### PROMPT
From the listing below, pull out all lines with "diajak" in them.

━━━ DATASET EXTRACT

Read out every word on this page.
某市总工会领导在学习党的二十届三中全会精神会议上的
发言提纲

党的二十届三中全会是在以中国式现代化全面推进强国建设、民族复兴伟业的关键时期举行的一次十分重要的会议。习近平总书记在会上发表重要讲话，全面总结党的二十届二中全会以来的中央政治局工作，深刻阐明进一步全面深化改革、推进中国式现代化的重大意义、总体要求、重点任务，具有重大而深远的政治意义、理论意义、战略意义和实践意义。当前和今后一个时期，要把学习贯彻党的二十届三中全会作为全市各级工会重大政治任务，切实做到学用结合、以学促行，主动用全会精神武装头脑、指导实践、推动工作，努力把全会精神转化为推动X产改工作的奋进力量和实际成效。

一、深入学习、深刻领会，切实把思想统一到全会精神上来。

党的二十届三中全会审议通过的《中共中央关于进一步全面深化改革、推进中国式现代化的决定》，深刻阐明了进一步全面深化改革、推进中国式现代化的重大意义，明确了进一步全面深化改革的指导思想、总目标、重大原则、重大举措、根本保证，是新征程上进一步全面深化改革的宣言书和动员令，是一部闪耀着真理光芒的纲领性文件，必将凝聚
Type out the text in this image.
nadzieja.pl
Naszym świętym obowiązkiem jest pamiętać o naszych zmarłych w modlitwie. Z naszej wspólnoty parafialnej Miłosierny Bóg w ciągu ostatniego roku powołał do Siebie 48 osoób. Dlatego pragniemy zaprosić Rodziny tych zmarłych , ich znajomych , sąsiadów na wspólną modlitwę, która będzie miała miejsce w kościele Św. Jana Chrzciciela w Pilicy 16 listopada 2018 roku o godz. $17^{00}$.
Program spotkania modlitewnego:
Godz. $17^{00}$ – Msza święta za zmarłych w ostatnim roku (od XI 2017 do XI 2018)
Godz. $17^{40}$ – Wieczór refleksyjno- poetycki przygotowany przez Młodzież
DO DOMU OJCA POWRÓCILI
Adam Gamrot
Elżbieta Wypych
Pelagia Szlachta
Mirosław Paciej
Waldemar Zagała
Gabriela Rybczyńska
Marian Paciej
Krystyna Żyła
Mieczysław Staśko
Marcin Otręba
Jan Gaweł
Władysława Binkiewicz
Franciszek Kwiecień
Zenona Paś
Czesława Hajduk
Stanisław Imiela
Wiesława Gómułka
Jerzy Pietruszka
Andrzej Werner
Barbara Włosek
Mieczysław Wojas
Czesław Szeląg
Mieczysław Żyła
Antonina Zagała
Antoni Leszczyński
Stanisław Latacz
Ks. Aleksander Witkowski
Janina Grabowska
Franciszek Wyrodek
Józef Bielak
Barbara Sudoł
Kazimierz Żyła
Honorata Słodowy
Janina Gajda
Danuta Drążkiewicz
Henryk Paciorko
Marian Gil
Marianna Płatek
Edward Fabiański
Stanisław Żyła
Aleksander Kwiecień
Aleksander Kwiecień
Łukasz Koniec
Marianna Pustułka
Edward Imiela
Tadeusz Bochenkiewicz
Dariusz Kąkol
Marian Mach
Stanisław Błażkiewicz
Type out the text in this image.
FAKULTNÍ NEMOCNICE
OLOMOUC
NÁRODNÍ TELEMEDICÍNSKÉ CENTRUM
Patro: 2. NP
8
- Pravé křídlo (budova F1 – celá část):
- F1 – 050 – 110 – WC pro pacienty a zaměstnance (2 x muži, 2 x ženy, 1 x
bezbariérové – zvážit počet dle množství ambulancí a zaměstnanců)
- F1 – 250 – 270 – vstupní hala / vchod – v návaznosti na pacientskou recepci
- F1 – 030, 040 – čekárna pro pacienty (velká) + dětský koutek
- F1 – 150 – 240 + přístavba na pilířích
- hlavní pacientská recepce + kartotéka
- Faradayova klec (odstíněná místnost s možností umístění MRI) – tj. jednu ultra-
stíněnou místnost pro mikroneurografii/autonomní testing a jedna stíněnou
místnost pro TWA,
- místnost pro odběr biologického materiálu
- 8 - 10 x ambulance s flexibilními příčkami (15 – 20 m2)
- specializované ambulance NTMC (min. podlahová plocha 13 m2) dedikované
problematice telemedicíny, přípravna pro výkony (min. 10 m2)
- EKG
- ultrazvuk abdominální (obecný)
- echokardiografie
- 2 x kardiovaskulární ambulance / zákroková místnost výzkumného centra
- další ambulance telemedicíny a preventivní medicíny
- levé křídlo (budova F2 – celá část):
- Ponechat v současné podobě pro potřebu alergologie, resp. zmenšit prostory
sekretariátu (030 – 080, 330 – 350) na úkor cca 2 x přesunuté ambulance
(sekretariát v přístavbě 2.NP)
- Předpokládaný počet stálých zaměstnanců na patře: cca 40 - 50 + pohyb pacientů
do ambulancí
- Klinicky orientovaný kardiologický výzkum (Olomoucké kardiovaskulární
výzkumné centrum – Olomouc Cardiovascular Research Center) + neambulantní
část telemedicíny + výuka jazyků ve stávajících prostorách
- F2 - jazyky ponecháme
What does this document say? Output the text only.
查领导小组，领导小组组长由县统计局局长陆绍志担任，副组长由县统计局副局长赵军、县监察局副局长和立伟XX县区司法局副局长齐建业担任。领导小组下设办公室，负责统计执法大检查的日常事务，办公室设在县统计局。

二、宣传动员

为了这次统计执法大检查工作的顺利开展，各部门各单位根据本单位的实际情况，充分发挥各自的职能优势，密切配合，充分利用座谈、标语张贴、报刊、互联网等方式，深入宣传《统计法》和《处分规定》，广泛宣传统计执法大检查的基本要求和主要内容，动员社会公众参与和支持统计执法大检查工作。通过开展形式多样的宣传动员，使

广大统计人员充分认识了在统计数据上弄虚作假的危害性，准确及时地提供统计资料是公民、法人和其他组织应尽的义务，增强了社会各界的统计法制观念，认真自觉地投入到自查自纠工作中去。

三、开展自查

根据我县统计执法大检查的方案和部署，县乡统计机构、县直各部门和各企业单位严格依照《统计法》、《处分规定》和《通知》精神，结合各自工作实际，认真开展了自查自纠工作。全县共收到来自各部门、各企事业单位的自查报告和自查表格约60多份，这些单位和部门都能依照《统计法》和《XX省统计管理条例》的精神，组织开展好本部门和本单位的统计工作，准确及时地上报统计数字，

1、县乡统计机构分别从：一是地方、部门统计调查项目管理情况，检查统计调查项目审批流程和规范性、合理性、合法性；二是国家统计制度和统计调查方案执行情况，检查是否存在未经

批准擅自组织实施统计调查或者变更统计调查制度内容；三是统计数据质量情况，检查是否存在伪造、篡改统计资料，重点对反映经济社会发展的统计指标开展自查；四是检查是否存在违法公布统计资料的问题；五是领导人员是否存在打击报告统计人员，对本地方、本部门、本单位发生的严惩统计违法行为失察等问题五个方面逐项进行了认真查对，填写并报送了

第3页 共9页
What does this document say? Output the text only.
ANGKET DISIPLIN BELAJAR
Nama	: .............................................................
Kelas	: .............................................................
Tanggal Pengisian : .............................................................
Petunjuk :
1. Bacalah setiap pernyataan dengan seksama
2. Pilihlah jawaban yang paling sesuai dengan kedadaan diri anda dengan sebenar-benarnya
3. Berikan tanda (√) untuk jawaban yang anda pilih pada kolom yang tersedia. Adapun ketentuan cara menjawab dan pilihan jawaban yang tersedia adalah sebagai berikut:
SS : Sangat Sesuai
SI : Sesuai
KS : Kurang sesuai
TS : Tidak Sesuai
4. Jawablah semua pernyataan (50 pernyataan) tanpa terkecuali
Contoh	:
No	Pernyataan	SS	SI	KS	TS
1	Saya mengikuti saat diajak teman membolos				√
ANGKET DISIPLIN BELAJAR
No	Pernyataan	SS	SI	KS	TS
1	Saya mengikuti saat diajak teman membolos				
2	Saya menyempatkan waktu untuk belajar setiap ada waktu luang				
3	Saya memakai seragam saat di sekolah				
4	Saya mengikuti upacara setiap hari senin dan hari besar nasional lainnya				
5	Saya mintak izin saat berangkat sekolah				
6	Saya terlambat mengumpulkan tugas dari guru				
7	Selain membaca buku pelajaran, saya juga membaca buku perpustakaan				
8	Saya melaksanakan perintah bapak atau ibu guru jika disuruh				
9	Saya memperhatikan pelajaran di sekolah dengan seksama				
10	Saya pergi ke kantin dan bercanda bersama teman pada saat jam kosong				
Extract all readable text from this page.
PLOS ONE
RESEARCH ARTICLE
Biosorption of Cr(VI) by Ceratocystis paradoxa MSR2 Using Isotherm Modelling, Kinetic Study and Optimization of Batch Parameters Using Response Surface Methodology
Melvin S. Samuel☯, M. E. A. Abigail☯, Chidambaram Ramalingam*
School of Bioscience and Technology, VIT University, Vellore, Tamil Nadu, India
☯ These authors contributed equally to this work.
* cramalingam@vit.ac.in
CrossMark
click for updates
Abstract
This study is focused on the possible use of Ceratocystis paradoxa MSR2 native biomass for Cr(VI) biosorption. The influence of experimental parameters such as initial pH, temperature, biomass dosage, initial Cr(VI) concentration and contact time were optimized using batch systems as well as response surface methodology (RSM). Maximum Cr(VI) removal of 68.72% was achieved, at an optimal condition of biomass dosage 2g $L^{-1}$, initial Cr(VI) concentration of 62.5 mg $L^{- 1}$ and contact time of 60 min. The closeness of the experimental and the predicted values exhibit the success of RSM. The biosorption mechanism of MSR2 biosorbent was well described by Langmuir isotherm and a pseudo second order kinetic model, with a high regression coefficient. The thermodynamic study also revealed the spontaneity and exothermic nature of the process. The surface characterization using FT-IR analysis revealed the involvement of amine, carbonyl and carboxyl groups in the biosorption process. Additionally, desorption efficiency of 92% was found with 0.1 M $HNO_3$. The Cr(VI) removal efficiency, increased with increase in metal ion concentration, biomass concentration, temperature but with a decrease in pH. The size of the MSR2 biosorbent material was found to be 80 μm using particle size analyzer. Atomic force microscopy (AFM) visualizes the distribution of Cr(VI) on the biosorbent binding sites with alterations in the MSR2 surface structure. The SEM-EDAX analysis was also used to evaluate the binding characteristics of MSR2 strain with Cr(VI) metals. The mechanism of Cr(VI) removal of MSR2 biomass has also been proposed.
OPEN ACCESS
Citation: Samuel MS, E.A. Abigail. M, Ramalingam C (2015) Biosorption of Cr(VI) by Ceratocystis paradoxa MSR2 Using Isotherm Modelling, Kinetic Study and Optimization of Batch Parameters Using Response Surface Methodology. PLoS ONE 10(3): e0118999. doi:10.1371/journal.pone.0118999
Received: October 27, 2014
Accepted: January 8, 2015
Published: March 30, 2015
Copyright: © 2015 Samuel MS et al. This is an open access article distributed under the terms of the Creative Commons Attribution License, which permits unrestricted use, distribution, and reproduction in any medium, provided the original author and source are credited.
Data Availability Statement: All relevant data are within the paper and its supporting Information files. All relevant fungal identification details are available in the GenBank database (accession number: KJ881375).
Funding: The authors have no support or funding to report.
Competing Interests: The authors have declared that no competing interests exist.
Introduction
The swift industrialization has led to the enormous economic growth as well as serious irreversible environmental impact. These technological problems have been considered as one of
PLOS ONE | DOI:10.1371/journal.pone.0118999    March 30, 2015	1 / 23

━━━━━━

### THE RESPONSE
1	Saya mengikuti saat diajak teman membolos				√
1	Saya mengikuti saat diajak teman membolos				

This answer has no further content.